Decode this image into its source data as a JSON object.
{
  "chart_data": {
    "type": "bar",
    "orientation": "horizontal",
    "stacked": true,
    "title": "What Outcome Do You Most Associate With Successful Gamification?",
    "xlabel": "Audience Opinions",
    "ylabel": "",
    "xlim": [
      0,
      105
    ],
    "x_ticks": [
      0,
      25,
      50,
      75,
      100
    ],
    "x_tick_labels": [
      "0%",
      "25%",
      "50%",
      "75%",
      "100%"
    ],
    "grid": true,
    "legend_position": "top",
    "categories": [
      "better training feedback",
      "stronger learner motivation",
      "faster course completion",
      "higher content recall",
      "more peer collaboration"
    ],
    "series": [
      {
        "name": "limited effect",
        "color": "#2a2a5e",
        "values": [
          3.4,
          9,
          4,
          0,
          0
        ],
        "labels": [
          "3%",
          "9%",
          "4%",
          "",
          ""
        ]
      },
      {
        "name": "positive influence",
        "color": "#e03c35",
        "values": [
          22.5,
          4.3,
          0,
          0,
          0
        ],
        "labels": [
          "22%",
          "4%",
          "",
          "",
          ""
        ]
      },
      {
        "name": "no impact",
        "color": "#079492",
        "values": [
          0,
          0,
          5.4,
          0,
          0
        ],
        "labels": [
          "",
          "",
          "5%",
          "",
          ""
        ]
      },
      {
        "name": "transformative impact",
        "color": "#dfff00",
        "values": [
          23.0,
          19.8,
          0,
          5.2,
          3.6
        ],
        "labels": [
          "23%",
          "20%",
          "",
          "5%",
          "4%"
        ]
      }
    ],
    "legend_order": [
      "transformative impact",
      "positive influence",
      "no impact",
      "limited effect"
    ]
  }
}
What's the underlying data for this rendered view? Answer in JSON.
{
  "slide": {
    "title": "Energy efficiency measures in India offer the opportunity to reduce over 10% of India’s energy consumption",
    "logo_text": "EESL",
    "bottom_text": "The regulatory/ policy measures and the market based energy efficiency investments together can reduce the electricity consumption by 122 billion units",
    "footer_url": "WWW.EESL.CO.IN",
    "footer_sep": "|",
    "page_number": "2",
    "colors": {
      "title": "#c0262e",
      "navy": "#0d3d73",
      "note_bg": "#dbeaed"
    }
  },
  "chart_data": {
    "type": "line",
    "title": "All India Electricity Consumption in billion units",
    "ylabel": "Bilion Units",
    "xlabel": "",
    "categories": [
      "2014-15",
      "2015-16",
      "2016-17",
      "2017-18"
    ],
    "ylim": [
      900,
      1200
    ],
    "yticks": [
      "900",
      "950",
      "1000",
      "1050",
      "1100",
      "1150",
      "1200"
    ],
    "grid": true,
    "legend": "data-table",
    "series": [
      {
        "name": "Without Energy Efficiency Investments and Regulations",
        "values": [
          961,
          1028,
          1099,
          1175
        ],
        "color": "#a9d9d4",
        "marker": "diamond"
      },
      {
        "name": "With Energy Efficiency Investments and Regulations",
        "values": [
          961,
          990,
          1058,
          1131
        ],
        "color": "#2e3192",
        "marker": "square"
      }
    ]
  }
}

+ + +

● TASK GOAL
Copy out the whole listing exactly.

● ANSWER TO THIS PROBLEM
Decode this image into its source data as a JSON object.
{
  "chart_data": {
    "type": "bar",
    "orientation": "horizontal",
    "stacked": true,
    "title": "What Outcome Do You Most Associate With Successful Gamification?",
    "xlabel": "Audience Opinions",
    "ylabel": "",
    "xlim": [
      0,
      105
    ],
    "x_ticks": [
      0,
      25,
      50,
      75,
      100
    ],
    "x_tick_labels": [
      "0%",
      "25%",
      "50%",
      "75%",
      "100%"
    ],
    "grid": true,
    "legend_position": "top",
    "categories": [
      "better training feedback",
      "stronger learner motivation",
      "faster course completion",
      "higher content recall",
      "more peer collaboration"
    ],
    "series": [
      {
        "name": "limited effect",
        "color": "#2a2a5e",
        "values": [
          3.4,
          9,
          4,
          0,
          0
        ],
        "labels": [
          "3%",
          "9%",
          "4%",
          "",
          ""
        ]
      },
      {
        "name": "positive influence",
        "color": "#e03c35",
        "values": [
          22.5,
          4.3,
          0,
          0,
          0
        ],
        "labels": [
          "22%",
          "4%",
          "",
          "",
          ""
        ]
      },
      {
        "name": "no impact",
        "color": "#079492",
        "values": [
          0,
          0,
          5.4,
          0,
          0
        ],
        "labels": [
          "",
          "",
          "5%",
          "",
          ""
        ]
      },
      {
        "name": "transformative impact",
        "color": "#dfff00",
        "values": [
          23.0,
          19.8,
          0,
          5.2,
          3.6
        ],
        "labels": [
          "23%",
          "20%",
          "",
          "5%",
          "4%"
        ]
      }
    ],
    "legend_order": [
      "transformative impact",
      "positive influence",
      "no impact",
      "limited effect"
    ]
  }
}
What's the underlying data for this rendered view? Answer in JSON.
{
  "slide": {
    "title": "Energy efficiency measures in India offer the opportunity to reduce over 10% of India’s energy consumption",
    "logo_text": "EESL",
    "bottom_text": "The regulatory/ policy measures and the market based energy efficiency investments together can reduce the electricity consumption by 122 billion units",
    "footer_url": "WWW.EESL.CO.IN",
    "footer_sep": "|",
    "page_number": "2",
    "colors": {
      "title": "#c0262e",
      "navy": "#0d3d73",
      "note_bg": "#dbeaed"
    }
  },
  "chart_data": {
    "type": "line",
    "title": "All India Electricity Consumption in billion units",
    "ylabel": "Bilion Units",
    "xlabel": "",
    "categories": [
      "2014-15",
      "2015-16",
      "2016-17",
      "2017-18"
    ],
    "ylim": [
      900,
      1200
    ],
    "yticks": [
      "900",
      "950",
      "1000",
      "1050",
      "1100",
      "1150",
      "1200"
    ],
    "grid": true,
    "legend": "data-table",
    "series": [
      {
        "name": "Without Energy Efficiency Investments and Regulations",
        "values": [
          961,
          1028,
          1099,
          1175
        ],
        "color": "#a9d9d4",
        "marker": "diamond"
      },
      {
        "name": "With Energy Efficiency Investments and Regulations",
        "values": [
          961,
          990,
          1058,
          1131
        ],
        "color": "#2e3192",
        "marker": "square"
      }
    ]
  }
}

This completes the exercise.